[start of SUPPLIED MATERIAL]

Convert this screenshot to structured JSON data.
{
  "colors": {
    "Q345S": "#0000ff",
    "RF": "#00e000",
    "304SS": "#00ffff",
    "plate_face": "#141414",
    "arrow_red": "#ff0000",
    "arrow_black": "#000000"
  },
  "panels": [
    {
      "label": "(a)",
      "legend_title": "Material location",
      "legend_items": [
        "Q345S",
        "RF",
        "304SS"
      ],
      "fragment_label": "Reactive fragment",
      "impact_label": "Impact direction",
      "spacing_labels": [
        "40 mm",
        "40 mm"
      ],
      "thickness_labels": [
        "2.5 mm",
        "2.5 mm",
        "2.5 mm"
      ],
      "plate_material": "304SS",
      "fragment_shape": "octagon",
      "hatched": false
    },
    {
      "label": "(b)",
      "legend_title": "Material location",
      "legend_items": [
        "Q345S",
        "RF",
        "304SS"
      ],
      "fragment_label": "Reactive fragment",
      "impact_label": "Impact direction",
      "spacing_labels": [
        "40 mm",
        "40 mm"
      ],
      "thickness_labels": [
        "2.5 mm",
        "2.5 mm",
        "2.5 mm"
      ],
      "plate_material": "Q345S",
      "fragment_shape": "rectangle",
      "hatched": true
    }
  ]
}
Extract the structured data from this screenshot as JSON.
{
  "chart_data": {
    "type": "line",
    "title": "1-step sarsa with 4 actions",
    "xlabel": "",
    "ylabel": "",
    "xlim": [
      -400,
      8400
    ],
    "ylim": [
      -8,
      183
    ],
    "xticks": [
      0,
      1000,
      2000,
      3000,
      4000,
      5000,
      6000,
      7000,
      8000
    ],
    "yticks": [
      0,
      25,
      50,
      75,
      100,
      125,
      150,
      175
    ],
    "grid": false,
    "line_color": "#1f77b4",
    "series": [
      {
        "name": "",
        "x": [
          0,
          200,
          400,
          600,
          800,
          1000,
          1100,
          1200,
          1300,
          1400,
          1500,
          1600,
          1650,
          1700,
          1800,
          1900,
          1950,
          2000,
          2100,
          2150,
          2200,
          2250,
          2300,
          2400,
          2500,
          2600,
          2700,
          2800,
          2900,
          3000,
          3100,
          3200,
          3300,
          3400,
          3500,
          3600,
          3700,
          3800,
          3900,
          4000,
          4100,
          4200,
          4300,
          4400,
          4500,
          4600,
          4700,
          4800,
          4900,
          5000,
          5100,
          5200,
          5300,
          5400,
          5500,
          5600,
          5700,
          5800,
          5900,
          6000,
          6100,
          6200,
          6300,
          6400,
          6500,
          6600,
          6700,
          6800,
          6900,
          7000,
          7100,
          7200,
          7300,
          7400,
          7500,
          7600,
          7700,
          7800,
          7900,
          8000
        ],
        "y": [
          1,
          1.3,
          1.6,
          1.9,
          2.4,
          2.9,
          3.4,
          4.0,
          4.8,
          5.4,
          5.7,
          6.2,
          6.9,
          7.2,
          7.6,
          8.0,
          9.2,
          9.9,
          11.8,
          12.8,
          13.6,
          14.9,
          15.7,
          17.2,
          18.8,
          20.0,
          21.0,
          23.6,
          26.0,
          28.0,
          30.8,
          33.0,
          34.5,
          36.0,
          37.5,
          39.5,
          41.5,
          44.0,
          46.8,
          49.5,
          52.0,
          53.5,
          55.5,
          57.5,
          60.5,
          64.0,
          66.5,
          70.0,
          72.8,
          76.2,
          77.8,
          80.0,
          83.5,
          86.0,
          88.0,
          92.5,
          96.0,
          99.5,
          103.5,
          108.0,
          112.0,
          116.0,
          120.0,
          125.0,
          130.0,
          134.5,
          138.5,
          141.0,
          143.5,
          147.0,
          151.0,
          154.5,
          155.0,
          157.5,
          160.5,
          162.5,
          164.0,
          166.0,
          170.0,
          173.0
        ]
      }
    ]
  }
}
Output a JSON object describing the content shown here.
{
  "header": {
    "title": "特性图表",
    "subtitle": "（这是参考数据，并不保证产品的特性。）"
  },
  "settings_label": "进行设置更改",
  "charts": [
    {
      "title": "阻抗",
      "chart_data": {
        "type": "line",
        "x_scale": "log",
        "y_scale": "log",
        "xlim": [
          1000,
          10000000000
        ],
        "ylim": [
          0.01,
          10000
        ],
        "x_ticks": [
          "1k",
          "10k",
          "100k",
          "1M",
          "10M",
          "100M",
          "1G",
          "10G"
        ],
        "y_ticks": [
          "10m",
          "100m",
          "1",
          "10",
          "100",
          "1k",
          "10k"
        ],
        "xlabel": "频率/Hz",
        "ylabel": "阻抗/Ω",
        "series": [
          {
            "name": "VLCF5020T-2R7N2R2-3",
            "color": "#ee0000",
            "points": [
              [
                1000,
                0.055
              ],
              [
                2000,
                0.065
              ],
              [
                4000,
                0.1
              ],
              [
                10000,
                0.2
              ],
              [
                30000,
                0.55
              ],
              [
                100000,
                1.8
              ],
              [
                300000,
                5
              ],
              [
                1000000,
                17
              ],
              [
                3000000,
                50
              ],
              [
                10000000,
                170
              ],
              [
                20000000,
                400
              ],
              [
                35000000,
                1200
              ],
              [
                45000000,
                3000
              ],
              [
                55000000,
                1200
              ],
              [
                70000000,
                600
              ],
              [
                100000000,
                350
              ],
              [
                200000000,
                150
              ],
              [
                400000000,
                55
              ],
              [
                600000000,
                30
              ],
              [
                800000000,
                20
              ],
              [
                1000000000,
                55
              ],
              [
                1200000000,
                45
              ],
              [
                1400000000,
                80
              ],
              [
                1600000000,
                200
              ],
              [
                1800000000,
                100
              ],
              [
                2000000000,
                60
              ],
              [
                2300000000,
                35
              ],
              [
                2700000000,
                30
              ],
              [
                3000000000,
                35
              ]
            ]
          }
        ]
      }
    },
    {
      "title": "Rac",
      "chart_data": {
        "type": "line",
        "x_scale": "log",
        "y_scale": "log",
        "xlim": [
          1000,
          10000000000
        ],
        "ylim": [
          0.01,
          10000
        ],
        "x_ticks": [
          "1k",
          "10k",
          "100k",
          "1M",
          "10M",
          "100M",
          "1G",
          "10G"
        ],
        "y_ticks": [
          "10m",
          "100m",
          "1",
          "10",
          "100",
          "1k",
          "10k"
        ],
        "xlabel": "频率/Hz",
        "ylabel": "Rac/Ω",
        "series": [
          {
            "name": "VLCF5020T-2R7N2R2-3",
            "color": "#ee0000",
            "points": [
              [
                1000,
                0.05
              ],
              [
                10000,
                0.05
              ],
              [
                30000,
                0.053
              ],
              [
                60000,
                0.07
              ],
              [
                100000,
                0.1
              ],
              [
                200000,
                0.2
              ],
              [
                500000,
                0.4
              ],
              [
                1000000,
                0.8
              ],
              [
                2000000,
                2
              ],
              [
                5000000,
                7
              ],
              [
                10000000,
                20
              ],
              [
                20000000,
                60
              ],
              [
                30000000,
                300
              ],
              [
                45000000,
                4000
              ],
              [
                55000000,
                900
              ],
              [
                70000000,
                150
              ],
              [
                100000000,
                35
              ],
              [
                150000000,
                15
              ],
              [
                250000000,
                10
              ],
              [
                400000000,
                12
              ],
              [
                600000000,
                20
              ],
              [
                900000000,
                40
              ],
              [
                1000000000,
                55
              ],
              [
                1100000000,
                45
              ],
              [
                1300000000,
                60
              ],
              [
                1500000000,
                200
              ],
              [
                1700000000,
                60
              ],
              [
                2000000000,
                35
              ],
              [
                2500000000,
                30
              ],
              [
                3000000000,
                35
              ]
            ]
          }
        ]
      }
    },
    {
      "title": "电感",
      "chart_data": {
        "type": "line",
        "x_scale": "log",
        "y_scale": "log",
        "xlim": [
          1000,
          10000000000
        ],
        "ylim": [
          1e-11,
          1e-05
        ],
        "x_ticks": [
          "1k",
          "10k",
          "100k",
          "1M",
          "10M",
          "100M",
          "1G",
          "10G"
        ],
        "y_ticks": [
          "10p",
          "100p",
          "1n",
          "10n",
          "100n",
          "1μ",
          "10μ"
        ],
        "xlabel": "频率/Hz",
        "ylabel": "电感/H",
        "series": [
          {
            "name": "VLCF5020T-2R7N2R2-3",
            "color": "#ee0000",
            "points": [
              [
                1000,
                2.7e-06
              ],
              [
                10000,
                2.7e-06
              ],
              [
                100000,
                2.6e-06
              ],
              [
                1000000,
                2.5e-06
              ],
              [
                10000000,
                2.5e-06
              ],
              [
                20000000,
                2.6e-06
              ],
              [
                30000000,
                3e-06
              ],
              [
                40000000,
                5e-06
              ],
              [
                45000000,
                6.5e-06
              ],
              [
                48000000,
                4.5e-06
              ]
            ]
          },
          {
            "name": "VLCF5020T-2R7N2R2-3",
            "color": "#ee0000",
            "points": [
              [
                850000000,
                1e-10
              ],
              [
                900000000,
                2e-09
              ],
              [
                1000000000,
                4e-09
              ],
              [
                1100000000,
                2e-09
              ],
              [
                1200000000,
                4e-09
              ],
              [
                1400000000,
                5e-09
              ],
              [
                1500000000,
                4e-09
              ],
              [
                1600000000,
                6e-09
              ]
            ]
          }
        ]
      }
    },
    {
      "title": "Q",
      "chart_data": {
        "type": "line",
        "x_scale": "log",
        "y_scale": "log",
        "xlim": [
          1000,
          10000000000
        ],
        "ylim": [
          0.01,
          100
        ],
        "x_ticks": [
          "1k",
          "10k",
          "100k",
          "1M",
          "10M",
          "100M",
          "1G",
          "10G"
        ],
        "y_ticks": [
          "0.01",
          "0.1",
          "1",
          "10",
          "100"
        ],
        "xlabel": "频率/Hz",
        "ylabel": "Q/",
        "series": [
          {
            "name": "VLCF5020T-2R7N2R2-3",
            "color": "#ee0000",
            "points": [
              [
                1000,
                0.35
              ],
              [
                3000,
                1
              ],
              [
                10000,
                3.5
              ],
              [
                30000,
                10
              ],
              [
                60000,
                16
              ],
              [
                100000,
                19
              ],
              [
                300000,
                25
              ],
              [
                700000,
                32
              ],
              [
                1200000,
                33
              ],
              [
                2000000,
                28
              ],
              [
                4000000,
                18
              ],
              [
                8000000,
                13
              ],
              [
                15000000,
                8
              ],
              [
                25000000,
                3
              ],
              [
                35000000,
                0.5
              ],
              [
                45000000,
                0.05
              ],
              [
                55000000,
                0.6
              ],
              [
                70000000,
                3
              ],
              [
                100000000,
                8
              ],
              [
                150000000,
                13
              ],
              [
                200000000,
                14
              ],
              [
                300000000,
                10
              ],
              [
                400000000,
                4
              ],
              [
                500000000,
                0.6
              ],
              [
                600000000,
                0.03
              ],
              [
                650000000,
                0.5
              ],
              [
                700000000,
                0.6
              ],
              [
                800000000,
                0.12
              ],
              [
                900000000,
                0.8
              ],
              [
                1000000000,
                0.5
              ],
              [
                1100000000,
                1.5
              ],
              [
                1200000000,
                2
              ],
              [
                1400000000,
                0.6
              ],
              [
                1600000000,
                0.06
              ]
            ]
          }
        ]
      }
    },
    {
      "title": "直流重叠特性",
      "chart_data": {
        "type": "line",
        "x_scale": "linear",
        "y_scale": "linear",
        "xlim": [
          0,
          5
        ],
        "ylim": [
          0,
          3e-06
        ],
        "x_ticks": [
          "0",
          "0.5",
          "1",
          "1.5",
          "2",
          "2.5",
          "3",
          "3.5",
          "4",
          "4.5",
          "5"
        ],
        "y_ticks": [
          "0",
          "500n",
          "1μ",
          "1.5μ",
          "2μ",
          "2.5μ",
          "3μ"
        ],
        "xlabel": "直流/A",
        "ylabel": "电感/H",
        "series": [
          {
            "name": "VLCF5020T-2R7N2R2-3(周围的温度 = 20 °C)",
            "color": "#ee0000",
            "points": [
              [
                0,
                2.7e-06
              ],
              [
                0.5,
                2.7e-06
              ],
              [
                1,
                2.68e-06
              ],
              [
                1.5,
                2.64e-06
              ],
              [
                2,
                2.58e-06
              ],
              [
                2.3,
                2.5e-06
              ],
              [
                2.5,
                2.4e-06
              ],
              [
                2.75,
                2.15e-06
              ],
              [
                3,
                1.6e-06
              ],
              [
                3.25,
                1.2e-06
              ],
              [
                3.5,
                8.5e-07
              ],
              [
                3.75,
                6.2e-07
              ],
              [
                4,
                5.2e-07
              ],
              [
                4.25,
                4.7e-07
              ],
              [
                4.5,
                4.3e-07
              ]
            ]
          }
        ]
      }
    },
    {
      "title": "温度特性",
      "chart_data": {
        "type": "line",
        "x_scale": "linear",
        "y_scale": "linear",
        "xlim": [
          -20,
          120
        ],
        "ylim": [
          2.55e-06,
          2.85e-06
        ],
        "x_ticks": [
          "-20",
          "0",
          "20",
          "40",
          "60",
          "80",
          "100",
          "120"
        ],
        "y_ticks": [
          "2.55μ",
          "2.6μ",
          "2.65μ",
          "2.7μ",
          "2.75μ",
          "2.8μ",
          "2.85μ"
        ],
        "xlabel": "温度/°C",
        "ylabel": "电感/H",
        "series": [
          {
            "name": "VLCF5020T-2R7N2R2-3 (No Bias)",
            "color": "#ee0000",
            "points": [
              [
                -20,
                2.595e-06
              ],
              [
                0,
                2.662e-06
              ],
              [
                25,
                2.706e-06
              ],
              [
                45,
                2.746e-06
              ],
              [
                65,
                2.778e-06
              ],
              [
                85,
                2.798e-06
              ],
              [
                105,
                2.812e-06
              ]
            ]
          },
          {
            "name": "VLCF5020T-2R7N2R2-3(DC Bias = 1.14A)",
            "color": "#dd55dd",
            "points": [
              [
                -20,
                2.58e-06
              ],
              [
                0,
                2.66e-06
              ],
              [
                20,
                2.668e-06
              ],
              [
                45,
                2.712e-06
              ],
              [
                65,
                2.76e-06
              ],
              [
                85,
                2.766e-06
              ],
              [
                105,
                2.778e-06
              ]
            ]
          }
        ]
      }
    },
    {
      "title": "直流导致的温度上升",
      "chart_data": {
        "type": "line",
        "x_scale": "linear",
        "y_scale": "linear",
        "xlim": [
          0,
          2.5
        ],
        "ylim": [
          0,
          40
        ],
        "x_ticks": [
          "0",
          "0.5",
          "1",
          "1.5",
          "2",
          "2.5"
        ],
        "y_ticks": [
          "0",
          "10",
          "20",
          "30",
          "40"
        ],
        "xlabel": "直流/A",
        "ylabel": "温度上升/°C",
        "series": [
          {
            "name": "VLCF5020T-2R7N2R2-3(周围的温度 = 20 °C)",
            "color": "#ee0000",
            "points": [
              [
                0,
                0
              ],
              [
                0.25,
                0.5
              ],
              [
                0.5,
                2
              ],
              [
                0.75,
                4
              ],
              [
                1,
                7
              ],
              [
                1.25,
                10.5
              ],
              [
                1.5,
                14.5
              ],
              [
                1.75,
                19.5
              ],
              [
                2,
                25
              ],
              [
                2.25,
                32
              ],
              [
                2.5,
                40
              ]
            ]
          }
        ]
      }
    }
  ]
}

[end of SUPPLIED MATERIAL]

Check each line of the data above for the string "ylabel" and report only how many lines have it.

_TASK ANSWER:_ 8